Goal: Take every line from the listing below that contains "your".

Collected data entries
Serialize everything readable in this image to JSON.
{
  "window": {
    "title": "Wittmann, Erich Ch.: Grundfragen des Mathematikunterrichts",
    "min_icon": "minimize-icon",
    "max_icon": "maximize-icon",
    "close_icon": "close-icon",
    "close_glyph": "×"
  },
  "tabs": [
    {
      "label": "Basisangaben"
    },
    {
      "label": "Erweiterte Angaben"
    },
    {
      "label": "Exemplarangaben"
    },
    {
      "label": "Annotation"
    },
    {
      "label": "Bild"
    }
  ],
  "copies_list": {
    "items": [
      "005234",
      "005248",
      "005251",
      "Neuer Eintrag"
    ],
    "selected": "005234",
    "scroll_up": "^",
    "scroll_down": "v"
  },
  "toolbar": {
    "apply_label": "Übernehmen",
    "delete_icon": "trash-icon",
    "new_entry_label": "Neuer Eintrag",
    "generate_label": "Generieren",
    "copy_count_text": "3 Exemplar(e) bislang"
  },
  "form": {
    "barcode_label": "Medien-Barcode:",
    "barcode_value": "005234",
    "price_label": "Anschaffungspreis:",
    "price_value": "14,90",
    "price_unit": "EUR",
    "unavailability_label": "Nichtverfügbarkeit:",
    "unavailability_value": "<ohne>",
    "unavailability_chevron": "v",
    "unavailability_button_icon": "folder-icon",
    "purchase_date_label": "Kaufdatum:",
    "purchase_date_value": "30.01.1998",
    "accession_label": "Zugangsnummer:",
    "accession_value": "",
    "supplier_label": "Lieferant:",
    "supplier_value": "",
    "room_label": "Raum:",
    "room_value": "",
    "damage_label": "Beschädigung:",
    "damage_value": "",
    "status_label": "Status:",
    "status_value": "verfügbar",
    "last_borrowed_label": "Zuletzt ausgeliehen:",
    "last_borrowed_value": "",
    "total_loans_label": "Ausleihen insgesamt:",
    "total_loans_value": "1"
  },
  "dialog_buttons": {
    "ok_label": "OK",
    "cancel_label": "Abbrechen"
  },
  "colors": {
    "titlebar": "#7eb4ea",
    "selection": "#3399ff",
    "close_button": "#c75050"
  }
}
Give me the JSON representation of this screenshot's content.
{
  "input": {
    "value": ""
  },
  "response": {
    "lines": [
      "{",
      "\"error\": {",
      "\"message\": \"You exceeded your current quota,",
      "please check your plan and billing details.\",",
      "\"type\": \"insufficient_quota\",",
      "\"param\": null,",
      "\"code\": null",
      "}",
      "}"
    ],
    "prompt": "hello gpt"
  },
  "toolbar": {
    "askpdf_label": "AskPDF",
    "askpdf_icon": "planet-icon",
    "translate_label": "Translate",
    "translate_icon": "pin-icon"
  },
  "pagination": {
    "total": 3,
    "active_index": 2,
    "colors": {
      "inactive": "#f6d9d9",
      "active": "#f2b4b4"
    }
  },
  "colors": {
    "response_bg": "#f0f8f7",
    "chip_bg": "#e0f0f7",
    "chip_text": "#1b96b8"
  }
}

Result of the task:
      "\"message\": \"You exceeded your current quota,",
      "please check your plan and billing details.\",",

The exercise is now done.